= Description of the task =
Copy out each line in the material below that has the word "SEPALADA".

Data excerpts:
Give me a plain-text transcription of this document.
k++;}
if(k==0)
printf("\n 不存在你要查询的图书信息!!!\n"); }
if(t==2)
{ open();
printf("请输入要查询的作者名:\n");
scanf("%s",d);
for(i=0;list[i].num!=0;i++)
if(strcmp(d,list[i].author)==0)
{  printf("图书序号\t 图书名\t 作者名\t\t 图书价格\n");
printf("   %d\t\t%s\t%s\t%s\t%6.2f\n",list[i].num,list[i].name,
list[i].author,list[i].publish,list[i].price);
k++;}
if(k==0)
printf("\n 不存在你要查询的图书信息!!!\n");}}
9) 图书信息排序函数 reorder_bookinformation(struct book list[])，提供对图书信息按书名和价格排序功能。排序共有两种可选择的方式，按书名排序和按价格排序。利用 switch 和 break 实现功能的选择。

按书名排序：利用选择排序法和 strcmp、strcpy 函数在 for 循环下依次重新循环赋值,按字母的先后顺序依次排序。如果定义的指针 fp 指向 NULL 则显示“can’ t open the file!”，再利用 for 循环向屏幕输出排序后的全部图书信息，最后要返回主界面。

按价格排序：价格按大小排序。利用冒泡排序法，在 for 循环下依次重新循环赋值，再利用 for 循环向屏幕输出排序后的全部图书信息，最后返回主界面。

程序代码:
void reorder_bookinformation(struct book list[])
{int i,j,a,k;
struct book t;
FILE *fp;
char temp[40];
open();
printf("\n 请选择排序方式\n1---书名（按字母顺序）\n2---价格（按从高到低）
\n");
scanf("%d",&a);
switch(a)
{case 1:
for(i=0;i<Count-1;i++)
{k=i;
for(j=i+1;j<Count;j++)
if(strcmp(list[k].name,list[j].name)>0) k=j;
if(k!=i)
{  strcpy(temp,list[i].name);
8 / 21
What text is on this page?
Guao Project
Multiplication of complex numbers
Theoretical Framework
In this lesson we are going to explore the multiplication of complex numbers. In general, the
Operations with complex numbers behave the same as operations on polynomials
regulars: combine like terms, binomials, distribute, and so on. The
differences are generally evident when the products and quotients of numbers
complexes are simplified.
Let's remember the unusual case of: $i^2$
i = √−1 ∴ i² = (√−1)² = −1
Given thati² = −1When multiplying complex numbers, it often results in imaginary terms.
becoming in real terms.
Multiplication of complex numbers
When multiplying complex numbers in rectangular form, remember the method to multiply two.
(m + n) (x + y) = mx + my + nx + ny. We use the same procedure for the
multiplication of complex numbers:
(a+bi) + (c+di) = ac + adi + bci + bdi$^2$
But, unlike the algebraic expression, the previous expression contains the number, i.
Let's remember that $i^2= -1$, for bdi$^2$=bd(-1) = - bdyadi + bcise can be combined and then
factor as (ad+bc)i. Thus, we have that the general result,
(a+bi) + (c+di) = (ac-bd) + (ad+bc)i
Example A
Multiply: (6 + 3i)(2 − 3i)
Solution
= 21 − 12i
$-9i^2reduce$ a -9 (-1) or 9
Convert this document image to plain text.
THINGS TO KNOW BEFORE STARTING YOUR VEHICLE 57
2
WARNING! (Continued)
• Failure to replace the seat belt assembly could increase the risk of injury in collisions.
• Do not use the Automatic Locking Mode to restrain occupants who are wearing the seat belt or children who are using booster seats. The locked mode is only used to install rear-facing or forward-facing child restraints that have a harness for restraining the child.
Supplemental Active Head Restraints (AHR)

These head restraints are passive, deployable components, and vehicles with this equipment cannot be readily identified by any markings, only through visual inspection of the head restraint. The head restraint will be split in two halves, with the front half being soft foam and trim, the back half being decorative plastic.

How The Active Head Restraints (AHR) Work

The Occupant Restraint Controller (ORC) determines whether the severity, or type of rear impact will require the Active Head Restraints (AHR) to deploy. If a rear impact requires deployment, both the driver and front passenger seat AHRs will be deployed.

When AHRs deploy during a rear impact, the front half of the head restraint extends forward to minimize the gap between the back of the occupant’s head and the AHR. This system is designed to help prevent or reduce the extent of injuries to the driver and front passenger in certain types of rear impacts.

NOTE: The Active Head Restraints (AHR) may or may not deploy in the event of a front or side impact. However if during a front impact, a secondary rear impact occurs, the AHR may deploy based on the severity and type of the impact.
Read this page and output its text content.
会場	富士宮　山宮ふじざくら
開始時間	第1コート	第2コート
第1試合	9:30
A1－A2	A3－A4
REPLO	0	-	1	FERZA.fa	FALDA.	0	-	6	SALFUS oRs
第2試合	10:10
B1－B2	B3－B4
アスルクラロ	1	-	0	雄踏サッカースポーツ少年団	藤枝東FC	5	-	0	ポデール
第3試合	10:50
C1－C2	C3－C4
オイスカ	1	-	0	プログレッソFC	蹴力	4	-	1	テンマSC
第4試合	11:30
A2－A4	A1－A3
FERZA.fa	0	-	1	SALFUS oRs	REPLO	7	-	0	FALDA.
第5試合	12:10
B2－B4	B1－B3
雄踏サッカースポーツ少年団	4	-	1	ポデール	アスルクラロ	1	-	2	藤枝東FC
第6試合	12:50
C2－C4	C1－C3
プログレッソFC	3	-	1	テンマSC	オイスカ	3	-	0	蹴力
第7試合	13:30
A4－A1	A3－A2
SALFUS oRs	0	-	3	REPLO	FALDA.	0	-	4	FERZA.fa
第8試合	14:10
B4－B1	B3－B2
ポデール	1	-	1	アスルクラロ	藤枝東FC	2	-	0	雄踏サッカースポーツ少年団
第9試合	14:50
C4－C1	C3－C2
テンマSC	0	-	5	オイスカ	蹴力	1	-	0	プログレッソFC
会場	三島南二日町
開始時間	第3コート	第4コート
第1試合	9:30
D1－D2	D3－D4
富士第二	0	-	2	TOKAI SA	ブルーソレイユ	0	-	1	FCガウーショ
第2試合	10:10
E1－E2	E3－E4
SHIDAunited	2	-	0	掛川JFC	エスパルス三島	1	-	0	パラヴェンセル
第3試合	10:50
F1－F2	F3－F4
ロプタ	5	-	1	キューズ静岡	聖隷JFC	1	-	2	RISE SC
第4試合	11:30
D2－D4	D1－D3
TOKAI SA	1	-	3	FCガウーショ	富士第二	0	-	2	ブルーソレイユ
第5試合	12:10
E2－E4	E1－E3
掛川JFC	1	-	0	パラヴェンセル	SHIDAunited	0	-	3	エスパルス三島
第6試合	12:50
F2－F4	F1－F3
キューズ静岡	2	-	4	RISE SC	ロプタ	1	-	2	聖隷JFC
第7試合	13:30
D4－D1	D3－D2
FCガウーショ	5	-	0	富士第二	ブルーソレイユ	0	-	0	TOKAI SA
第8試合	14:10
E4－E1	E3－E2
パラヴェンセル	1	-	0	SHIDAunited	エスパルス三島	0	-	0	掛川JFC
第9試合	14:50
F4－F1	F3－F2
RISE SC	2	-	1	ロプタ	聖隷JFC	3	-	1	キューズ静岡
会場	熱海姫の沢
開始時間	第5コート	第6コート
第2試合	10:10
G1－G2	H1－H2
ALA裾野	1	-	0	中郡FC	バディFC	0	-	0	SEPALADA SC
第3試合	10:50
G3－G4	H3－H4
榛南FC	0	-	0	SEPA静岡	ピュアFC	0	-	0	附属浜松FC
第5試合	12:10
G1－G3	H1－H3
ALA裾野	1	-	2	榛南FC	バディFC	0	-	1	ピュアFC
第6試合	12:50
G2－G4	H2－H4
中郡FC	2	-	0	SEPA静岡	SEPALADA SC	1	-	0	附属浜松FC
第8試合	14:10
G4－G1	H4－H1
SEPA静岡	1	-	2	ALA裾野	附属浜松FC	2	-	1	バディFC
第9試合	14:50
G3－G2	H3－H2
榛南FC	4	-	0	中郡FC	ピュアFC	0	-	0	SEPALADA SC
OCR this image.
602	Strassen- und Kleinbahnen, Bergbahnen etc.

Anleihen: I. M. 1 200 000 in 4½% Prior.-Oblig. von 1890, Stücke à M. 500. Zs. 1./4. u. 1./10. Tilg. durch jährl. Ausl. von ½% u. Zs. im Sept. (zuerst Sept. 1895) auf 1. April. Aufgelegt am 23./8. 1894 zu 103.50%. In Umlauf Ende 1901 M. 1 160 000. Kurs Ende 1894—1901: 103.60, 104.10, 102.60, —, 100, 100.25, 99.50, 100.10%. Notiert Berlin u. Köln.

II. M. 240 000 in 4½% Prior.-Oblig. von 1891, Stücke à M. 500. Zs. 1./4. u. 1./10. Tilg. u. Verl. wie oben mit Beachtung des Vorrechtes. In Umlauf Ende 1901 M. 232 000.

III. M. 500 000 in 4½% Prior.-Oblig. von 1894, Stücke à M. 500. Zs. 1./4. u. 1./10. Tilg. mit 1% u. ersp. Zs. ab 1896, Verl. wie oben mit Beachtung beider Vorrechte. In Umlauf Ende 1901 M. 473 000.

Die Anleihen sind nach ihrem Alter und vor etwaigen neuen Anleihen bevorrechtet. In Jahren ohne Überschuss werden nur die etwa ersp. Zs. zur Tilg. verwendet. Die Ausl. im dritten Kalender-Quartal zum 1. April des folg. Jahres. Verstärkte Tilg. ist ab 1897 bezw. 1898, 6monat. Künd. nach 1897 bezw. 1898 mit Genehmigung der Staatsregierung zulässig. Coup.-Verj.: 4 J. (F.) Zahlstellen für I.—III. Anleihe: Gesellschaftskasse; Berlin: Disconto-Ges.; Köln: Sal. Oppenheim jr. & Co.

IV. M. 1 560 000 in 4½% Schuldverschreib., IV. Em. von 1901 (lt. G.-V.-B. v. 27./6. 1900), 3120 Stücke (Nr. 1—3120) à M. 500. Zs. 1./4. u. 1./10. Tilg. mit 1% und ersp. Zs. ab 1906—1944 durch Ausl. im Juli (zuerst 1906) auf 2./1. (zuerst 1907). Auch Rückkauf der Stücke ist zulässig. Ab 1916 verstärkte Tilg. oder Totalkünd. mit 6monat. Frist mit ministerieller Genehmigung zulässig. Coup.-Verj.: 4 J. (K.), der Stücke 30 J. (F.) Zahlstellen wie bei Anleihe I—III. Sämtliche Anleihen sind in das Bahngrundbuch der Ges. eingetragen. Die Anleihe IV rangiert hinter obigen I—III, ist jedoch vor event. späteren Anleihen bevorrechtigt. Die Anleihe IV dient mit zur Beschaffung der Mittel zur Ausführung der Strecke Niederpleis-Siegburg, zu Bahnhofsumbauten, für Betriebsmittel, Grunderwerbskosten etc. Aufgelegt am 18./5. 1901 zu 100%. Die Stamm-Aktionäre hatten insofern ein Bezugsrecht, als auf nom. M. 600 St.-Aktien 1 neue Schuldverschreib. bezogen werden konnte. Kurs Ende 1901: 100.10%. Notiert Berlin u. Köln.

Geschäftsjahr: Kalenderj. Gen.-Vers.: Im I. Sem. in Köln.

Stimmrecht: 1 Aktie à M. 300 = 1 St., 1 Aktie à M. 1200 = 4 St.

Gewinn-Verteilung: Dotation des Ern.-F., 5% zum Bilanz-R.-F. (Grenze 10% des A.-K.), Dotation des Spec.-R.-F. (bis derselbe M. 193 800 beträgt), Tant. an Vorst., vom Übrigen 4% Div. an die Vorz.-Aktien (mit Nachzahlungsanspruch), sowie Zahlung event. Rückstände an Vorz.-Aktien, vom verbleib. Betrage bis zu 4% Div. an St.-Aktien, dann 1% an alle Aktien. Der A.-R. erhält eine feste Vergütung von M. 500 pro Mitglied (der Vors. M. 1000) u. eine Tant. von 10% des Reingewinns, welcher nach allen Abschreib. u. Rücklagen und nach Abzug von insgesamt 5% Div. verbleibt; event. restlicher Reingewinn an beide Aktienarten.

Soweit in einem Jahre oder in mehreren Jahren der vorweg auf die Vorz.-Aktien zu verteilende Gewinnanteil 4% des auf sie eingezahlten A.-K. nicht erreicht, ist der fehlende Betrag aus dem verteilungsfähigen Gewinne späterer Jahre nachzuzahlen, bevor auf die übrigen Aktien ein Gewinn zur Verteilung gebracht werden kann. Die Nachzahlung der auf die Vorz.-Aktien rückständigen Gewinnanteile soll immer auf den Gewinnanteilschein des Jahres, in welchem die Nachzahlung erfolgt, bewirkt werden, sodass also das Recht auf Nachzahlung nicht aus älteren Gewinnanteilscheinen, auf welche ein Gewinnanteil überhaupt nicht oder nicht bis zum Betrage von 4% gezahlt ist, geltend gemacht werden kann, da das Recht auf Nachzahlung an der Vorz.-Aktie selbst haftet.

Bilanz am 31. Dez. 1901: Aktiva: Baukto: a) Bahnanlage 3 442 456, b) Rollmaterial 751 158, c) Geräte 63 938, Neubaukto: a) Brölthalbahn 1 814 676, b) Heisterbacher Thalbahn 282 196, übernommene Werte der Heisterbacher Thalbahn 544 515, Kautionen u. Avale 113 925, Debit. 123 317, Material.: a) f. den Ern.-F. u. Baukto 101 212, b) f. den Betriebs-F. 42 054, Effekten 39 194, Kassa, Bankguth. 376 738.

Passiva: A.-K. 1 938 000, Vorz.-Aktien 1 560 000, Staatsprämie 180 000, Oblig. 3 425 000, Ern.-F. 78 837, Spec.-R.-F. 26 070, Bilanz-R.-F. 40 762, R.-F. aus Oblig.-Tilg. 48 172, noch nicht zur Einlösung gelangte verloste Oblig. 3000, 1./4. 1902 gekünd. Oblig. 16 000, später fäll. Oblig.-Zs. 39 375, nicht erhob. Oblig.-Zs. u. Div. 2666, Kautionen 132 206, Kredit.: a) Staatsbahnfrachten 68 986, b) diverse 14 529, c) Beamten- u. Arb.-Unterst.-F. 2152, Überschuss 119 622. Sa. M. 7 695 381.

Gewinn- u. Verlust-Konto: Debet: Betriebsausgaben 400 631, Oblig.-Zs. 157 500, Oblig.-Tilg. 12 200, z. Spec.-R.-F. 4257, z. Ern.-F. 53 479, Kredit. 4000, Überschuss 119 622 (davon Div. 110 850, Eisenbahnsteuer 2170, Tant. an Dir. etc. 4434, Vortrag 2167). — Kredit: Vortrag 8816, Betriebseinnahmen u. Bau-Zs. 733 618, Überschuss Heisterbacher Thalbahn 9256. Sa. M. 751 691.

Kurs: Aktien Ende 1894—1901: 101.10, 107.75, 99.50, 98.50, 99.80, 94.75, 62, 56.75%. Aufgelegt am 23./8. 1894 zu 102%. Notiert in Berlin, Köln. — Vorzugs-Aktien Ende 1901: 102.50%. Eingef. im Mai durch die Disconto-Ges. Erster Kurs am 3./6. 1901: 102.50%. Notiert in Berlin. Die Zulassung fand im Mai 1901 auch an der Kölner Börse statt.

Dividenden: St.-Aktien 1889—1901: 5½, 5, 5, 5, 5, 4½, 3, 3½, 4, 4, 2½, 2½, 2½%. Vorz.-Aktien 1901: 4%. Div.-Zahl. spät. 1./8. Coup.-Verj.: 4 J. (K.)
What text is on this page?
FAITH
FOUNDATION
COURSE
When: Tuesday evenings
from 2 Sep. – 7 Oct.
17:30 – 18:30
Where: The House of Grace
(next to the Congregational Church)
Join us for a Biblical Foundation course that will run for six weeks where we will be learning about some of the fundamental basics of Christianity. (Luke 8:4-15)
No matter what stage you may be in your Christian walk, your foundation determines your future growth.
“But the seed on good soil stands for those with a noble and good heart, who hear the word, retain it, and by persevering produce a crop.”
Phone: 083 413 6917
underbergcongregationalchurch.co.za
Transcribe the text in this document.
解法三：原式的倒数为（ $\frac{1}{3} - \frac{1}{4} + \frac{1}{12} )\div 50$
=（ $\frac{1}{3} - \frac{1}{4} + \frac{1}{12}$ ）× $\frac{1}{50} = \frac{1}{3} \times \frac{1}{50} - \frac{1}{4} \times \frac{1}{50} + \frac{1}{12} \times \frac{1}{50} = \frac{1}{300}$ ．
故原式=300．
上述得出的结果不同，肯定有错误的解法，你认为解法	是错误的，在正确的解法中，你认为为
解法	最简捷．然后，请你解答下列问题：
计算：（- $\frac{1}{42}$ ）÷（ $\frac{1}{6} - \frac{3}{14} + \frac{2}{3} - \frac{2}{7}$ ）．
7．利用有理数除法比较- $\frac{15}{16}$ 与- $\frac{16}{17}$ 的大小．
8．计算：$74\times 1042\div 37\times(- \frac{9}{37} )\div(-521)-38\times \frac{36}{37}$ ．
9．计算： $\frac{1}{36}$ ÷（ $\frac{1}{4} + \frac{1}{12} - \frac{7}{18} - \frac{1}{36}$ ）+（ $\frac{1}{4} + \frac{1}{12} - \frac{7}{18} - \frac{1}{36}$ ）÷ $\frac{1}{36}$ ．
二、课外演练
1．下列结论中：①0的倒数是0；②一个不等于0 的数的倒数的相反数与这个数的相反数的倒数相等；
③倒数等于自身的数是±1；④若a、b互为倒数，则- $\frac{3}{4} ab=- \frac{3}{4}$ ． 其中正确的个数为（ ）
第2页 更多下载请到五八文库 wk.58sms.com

= The output =
ALA裾野	1	-	0	中郡FC	バディFC	0	-	0	SEPALADA SC
中郡FC	2	-	0	SEPA静岡	SEPALADA SC	1	-	0	附属浜松FC
榛南FC	4	-	0	中郡FC	ピュアFC	0	-	0	SEPALADA SC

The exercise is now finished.